WHAT THE TASK REQUIRES:
Leave out the pictures and transcribe everything else exactly.

+++ DATASET EXCERPTS +++

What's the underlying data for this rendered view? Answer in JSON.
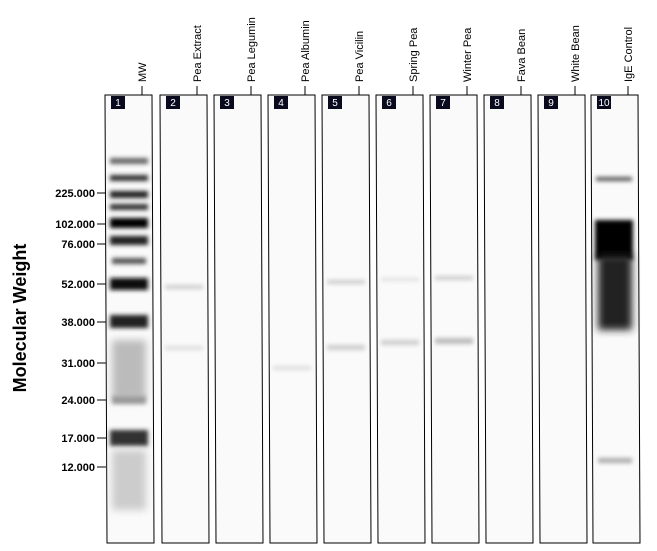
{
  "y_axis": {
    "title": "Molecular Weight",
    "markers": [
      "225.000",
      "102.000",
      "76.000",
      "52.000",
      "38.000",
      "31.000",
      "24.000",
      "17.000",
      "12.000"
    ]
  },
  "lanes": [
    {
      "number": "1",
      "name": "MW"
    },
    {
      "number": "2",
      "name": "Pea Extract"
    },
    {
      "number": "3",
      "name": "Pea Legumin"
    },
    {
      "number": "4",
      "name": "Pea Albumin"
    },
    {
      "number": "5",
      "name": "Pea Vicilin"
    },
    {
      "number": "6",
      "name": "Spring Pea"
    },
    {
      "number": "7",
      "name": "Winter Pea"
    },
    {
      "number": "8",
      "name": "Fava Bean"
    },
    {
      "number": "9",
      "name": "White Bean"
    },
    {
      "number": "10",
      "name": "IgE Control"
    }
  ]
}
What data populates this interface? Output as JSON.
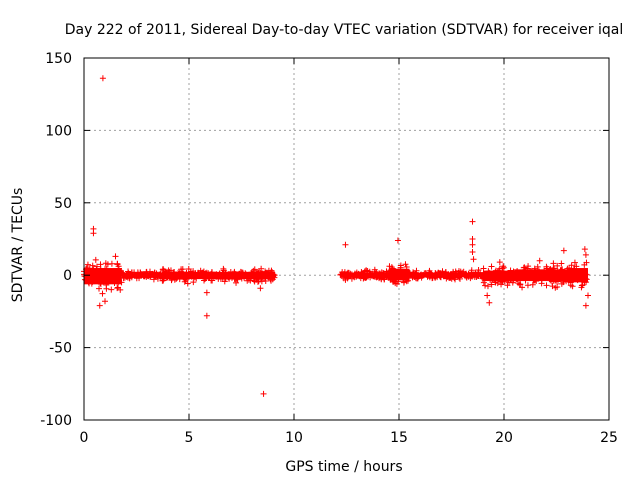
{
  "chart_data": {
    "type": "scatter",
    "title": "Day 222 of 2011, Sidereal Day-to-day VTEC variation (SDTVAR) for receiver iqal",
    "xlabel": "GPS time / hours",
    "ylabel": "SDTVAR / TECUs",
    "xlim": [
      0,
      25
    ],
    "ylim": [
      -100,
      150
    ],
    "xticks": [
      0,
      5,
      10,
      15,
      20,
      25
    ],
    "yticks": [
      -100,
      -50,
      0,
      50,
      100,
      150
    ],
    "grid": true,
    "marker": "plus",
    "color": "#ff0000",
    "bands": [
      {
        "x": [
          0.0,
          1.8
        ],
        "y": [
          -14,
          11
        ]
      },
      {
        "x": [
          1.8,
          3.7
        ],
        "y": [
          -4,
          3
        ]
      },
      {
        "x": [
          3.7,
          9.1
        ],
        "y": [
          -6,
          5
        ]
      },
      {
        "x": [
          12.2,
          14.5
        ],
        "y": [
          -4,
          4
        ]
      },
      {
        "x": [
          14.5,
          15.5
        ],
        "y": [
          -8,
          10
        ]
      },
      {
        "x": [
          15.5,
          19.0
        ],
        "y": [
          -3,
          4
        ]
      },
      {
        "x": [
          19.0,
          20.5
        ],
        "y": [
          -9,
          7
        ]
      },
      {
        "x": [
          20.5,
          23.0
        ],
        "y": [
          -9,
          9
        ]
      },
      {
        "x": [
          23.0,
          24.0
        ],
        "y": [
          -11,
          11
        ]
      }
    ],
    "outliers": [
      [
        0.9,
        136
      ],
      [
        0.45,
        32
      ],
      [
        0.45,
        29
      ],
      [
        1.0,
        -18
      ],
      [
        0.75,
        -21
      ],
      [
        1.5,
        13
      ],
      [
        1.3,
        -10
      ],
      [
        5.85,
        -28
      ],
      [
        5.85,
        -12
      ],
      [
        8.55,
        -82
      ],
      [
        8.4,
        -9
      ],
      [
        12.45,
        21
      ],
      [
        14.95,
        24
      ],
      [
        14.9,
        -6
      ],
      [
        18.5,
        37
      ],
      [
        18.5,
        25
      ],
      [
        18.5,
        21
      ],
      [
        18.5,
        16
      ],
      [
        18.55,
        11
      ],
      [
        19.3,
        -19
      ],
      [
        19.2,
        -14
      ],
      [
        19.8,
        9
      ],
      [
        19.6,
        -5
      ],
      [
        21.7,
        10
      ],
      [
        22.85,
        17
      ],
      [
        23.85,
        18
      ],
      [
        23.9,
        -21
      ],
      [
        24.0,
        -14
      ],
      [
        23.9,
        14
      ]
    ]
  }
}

+++

ANSWER TO THE PROBLEM:
What's the underlying data for this rendered view? Answer in JSON.
{
  "y_axis": {
    "title": "Molecular Weight",
    "markers": [
      "225.000",
      "102.000",
      "76.000",
      "52.000",
      "38.000",
      "31.000",
      "24.000",
      "17.000",
      "12.000"
    ]
  },
  "lanes": [
    {
      "number": "1",
      "name": "MW"
    },
    {
      "number": "2",
      "name": "Pea Extract"
    },
    {
      "number": "3",
      "name": "Pea Legumin"
    },
    {
      "number": "4",
      "name": "Pea Albumin"
    },
    {
      "number": "5",
      "name": "Pea Vicilin"
    },
    {
      "number": "6",
      "name": "Spring Pea"
    },
    {
      "number": "7",
      "name": "Winter Pea"
    },
    {
      "number": "8",
      "name": "Fava Bean"
    },
    {
      "number": "9",
      "name": "White Bean"
    },
    {
      "number": "10",
      "name": "IgE Control"
    }
  ]
}
What data populates this interface? Output as JSON.
{
  "chart_data": {
    "type": "scatter",
    "title": "Day 222 of 2011, Sidereal Day-to-day VTEC variation (SDTVAR) for receiver iqal",
    "xlabel": "GPS time / hours",
    "ylabel": "SDTVAR / TECUs",
    "xlim": [
      0,
      25
    ],
    "ylim": [
      -100,
      150
    ],
    "xticks": [
      0,
      5,
      10,
      15,
      20,
      25
    ],
    "yticks": [
      -100,
      -50,
      0,
      50,
      100,
      150
    ],
    "grid": true,
    "marker": "plus",
    "color": "#ff0000",
    "bands": [
      {
        "x": [
          0.0,
          1.8
        ],
        "y": [
          -14,
          11
        ]
      },
      {
        "x": [
          1.8,
          3.7
        ],
        "y": [
          -4,
          3
        ]
      },
      {
        "x": [
          3.7,
          9.1
        ],
        "y": [
          -6,
          5
        ]
      },
      {
        "x": [
          12.2,
          14.5
        ],
        "y": [
          -4,
          4
        ]
      },
      {
        "x": [
          14.5,
          15.5
        ],
        "y": [
          -8,
          10
        ]
      },
      {
        "x": [
          15.5,
          19.0
        ],
        "y": [
          -3,
          4
        ]
      },
      {
        "x": [
          19.0,
          20.5
        ],
        "y": [
          -9,
          7
        ]
      },
      {
        "x": [
          20.5,
          23.0
        ],
        "y": [
          -9,
          9
        ]
      },
      {
        "x": [
          23.0,
          24.0
        ],
        "y": [
          -11,
          11
        ]
      }
    ],
    "outliers": [
      [
        0.9,
        136
      ],
      [
        0.45,
        32
      ],
      [
        0.45,
        29
      ],
      [
        1.0,
        -18
      ],
      [
        0.75,
        -21
      ],
      [
        1.5,
        13
      ],
      [
        1.3,
        -10
      ],
      [
        5.85,
        -28
      ],
      [
        5.85,
        -12
      ],
      [
        8.55,
        -82
      ],
      [
        8.4,
        -9
      ],
      [
        12.45,
        21
      ],
      [
        14.95,
        24
      ],
      [
        14.9,
        -6
      ],
      [
        18.5,
        37
      ],
      [
        18.5,
        25
      ],
      [
        18.5,
        21
      ],
      [
        18.5,
        16
      ],
      [
        18.55,
        11
      ],
      [
        19.3,
        -19
      ],
      [
        19.2,
        -14
      ],
      [
        19.8,
        9
      ],
      [
        19.6,
        -5
      ],
      [
        21.7,
        10
      ],
      [
        22.85,
        17
      ],
      [
        23.85,
        18
      ],
      [
        23.9,
        -21
      ],
      [
        24.0,
        -14
      ],
      [
        23.9,
        14
      ]
    ]
  }
}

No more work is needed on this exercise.